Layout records
## start
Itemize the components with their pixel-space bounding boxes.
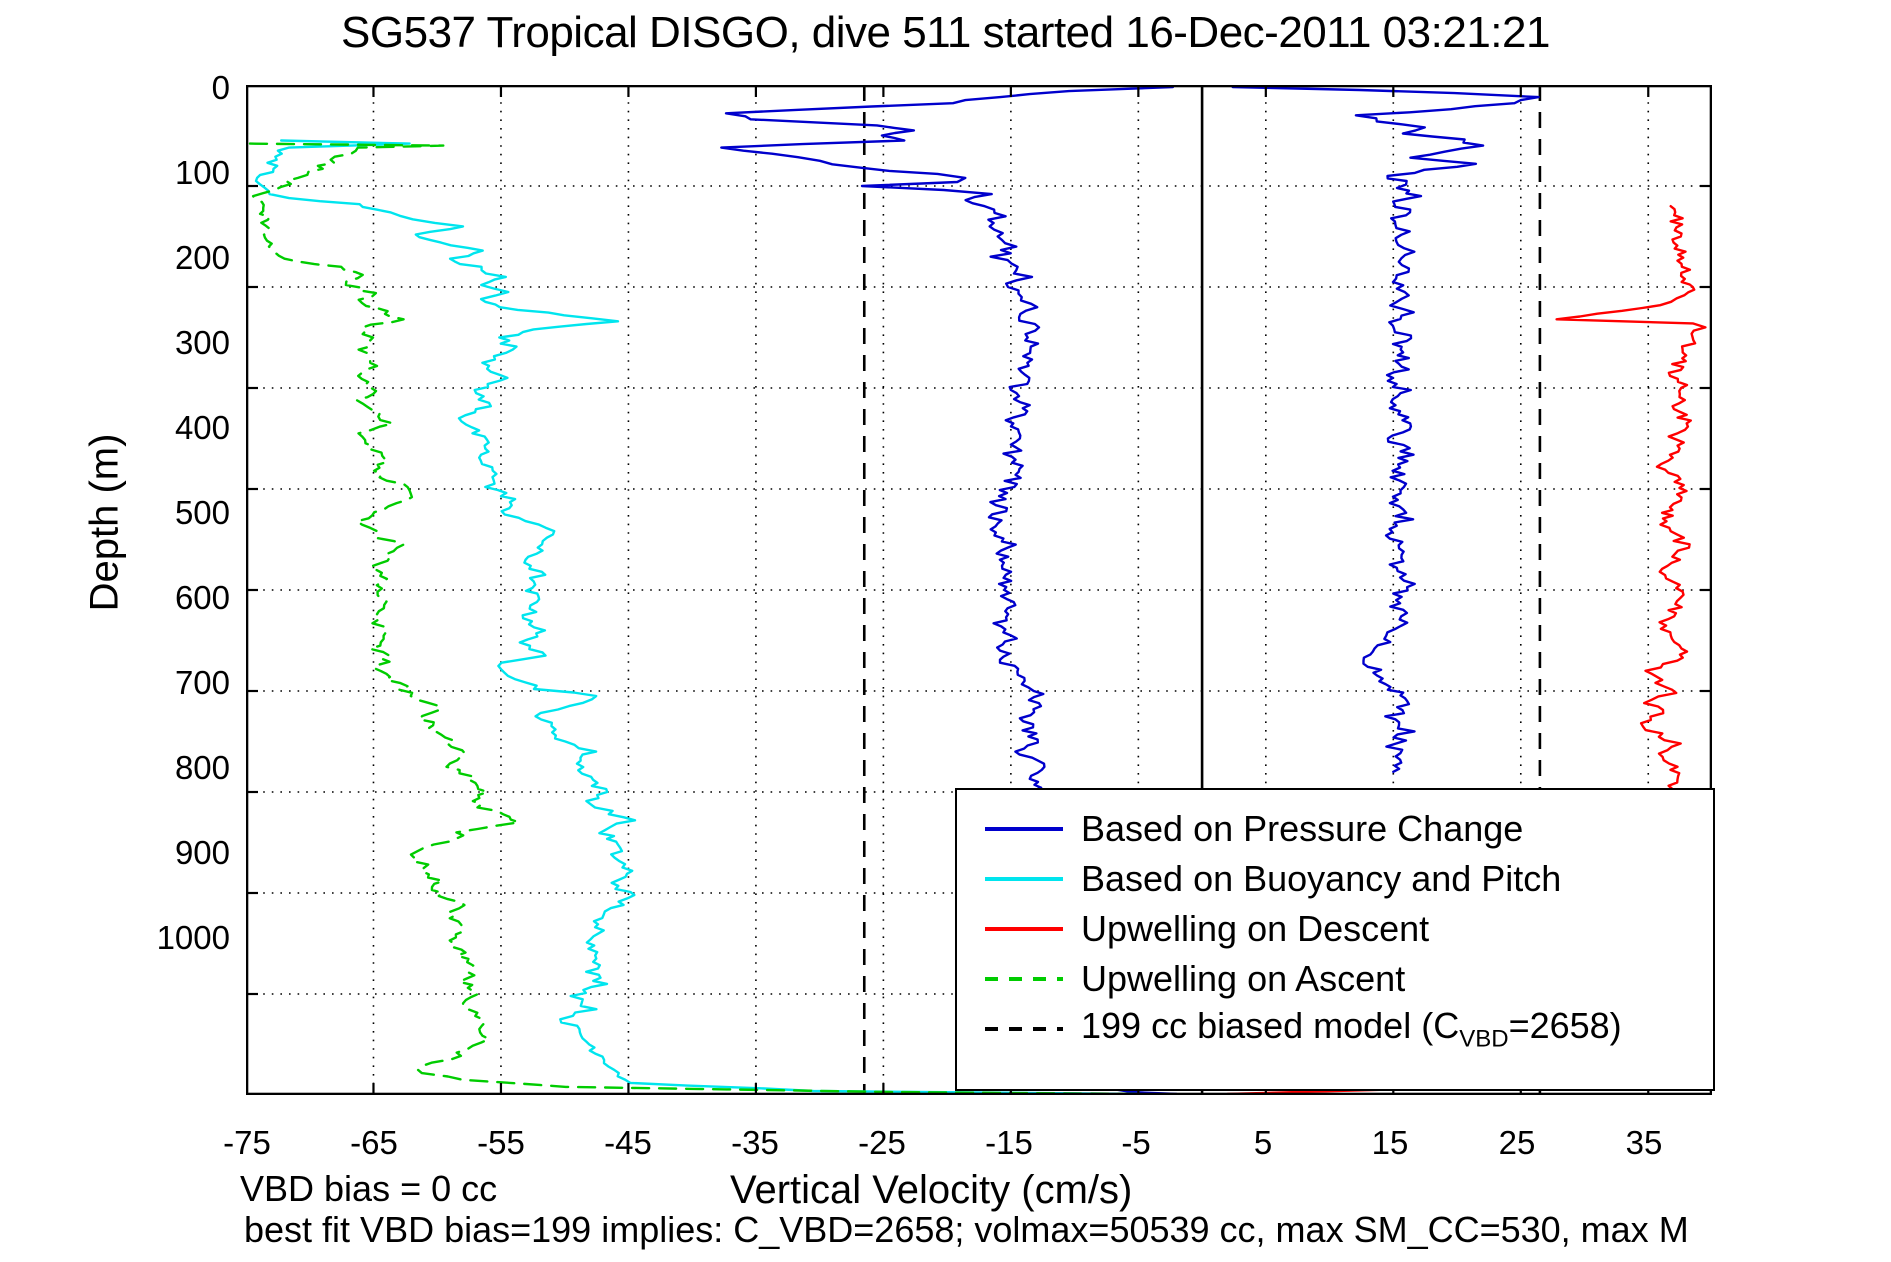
y-tick-label: 1000	[110, 919, 230, 957]
x-tick-label: -35	[700, 1124, 810, 1162]
x-tick-label: -15	[954, 1124, 1064, 1162]
legend-swatch-line-icon	[985, 927, 1063, 931]
page-title: SG537 Tropical DISGO, dive 511 started 1…	[0, 8, 1891, 58]
legend-label-subscript: VBD	[1459, 1025, 1508, 1052]
x-tick-label: 5	[1208, 1124, 1318, 1162]
legend-label-post: =2658)	[1509, 1005, 1622, 1046]
x-axis-label: Vertical Velocity (cm/s)	[730, 1168, 1132, 1213]
legend-item-upwelling-ascent[interactable]: Upwelling on Ascent	[985, 954, 1405, 1004]
x-tick-label: -65	[319, 1124, 429, 1162]
y-tick-label: 100	[110, 154, 230, 192]
x-tick-label: -75	[192, 1124, 302, 1162]
x-tick-label: 35	[1589, 1124, 1699, 1162]
legend-swatch-dashed-icon	[985, 1027, 1063, 1031]
vbd-bias-annotation: VBD bias = 0 cc	[240, 1168, 497, 1210]
x-tick-label: -5	[1081, 1124, 1191, 1162]
x-tick-label: 25	[1462, 1124, 1572, 1162]
x-tick-label: -25	[827, 1124, 937, 1162]
legend-swatch-line-icon	[985, 877, 1063, 881]
legend: Based on Pressure Change Based on Buoyan…	[955, 788, 1715, 1091]
x-tick-label: 15	[1335, 1124, 1445, 1162]
legend-item-upwelling-descent[interactable]: Upwelling on Descent	[985, 904, 1429, 954]
y-tick-label: 700	[110, 664, 230, 702]
legend-label: Upwelling on Ascent	[1081, 958, 1405, 1000]
legend-item-buoyancy-pitch[interactable]: Based on Buoyancy and Pitch	[985, 854, 1561, 904]
legend-label: Based on Pressure Change	[1081, 808, 1523, 850]
x-tick-label: -45	[573, 1124, 683, 1162]
legend-swatch-dashed-icon	[985, 977, 1063, 981]
y-tick-label: 800	[110, 749, 230, 787]
figure-root: SG537 Tropical DISGO, dive 511 started 1…	[0, 0, 1891, 1262]
y-tick-label: 600	[110, 579, 230, 617]
y-tick-label: 400	[110, 409, 230, 447]
legend-label: Upwelling on Descent	[1081, 908, 1429, 950]
series-line	[1233, 87, 1539, 772]
y-tick-label: 200	[110, 239, 230, 277]
legend-item-pressure-change[interactable]: Based on Pressure Change	[985, 804, 1523, 854]
legend-label: Based on Buoyancy and Pitch	[1081, 858, 1561, 900]
legend-label-pre: 199 cc biased model (C	[1081, 1005, 1459, 1046]
legend-swatch-line-icon	[985, 827, 1063, 831]
y-tick-label: 500	[110, 494, 230, 532]
y-tick-label: 900	[110, 834, 230, 872]
best-fit-annotation: best fit VBD bias=199 implies: C_VBD=265…	[244, 1209, 1689, 1251]
y-tick-label: 300	[110, 324, 230, 362]
legend-item-biased-model[interactable]: 199 cc biased model (CVBD=2658)	[985, 1004, 1622, 1054]
legend-label: 199 cc biased model (CVBD=2658)	[1081, 1005, 1622, 1053]
y-tick-label: 0	[110, 69, 230, 107]
x-tick-label: -55	[446, 1124, 556, 1162]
## end
▶ [The exercise]
Filter the rows above, keeping only the lines that contain the string "biased". Copy each one in full.

▶ [Output of the exercise]
legend-label-pre: 199 cc biased model (C	[1081, 1005, 1459, 1046]
legend-item-biased-model[interactable]: 199 cc biased model (CVBD=2658)	[985, 1004, 1622, 1054]
legend-label: 199 cc biased model (CVBD=2658)	[1081, 1005, 1622, 1053]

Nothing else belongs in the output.